- _Written instruction_
Say how many lines include the word "name", using only a number.

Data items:
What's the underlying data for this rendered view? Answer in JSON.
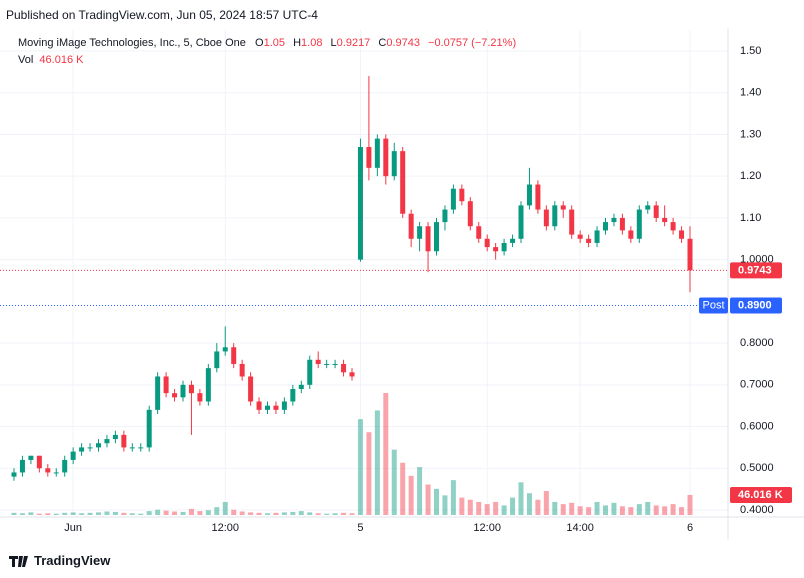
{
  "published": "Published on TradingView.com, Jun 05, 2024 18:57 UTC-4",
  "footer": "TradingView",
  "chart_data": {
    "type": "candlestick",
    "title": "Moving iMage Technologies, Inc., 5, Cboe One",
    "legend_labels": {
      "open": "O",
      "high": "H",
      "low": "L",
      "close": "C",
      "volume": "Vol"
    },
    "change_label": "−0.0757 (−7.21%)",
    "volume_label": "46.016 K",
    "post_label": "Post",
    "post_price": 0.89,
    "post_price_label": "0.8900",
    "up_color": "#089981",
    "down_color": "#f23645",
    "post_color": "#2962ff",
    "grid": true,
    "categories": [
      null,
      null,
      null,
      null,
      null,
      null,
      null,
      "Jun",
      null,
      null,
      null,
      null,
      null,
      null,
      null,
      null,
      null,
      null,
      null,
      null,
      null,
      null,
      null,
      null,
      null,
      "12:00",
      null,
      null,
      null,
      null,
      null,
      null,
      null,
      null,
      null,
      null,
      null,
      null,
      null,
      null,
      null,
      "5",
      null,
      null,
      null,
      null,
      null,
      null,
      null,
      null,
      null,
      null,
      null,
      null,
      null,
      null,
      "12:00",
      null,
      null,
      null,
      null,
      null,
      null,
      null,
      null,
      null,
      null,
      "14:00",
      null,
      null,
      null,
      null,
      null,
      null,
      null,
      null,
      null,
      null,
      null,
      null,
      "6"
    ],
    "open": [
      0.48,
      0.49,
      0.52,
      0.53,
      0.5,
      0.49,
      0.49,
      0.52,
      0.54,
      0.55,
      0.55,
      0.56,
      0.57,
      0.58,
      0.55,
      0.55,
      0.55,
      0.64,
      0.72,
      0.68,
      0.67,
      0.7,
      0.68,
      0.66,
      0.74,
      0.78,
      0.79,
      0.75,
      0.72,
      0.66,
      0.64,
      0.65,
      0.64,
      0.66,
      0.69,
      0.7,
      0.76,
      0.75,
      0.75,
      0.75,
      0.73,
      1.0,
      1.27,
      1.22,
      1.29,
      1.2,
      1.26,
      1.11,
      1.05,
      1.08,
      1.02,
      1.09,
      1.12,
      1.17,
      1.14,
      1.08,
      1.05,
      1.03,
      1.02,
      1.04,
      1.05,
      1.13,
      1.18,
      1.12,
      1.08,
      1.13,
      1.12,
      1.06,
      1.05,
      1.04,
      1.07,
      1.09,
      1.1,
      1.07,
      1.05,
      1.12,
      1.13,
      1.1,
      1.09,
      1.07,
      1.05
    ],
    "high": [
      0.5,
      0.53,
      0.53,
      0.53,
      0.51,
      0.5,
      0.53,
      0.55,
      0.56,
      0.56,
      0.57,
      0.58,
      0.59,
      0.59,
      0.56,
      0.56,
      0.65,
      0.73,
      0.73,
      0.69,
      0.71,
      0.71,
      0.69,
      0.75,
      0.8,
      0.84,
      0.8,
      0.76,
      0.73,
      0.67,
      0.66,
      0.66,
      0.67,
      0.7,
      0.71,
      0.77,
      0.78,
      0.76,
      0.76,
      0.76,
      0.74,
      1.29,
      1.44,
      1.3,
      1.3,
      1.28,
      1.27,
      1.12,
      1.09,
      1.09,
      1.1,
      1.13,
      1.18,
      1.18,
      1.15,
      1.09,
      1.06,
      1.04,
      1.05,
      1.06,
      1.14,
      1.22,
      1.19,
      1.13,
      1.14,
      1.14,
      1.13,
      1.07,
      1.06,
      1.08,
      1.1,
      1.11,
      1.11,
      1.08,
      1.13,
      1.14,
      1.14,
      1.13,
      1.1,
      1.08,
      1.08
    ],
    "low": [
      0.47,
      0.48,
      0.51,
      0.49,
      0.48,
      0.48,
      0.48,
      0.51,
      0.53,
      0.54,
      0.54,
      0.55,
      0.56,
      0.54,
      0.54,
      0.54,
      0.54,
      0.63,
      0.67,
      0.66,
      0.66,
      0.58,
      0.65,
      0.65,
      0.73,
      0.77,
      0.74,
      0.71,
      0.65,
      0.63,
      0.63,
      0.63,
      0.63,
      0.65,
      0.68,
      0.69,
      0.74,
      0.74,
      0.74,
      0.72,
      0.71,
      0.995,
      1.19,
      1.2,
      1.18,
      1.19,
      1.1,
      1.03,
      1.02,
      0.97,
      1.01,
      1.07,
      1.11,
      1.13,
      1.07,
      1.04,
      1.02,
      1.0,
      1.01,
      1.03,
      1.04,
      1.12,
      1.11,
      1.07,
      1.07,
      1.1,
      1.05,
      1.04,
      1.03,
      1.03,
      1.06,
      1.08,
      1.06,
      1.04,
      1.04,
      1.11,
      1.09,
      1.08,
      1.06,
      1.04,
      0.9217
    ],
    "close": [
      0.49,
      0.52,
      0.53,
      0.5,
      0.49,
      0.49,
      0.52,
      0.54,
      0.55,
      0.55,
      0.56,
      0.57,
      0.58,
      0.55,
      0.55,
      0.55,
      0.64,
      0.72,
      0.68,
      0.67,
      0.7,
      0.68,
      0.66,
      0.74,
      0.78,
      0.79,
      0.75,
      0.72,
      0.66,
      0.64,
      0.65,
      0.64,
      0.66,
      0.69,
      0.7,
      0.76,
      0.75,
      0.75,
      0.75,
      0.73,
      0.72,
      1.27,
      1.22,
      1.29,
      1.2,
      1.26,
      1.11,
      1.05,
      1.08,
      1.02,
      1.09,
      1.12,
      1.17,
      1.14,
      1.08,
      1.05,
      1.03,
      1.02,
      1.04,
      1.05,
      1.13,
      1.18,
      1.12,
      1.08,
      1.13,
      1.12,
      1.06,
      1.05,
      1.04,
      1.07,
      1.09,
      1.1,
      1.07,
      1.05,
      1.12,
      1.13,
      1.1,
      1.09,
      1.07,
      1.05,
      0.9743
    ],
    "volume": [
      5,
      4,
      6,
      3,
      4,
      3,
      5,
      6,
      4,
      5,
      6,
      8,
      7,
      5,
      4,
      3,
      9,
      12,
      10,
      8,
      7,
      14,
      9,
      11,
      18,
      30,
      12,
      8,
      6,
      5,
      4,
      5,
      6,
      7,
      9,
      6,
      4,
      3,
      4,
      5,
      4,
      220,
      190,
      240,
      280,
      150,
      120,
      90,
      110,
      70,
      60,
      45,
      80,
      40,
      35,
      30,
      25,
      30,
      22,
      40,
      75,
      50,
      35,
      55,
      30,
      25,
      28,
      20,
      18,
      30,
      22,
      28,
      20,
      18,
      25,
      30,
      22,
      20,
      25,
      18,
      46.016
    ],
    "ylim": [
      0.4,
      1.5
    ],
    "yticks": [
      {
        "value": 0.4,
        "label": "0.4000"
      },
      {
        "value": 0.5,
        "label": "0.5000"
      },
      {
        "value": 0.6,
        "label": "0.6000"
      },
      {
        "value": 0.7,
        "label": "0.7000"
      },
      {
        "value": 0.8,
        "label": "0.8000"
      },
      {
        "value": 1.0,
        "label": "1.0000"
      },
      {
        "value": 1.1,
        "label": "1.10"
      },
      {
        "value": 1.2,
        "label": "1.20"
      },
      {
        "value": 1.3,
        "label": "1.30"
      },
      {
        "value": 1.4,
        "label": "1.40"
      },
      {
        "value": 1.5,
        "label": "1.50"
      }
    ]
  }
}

--

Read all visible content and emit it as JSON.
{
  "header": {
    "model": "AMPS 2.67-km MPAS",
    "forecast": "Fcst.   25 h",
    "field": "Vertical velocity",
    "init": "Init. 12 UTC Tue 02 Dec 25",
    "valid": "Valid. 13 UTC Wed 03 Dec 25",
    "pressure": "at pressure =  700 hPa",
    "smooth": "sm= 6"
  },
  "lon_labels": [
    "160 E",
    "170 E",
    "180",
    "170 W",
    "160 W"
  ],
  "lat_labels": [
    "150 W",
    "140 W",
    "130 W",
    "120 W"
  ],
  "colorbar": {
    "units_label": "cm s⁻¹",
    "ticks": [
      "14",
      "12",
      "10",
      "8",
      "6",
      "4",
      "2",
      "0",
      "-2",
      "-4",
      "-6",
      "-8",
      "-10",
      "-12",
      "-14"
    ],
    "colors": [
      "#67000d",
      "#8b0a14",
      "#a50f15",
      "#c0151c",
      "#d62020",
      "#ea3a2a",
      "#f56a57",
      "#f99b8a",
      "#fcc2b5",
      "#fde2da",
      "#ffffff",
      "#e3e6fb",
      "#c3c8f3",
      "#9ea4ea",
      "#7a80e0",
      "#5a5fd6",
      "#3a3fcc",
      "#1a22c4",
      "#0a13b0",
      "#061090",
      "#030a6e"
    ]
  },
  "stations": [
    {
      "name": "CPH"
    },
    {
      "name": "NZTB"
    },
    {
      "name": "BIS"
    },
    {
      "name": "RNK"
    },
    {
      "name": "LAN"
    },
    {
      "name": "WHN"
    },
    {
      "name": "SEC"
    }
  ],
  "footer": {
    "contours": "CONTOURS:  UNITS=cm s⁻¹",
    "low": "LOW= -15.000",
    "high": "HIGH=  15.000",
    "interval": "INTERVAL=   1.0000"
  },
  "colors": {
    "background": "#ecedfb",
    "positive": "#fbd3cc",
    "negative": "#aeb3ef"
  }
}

- _Solution for this task_
7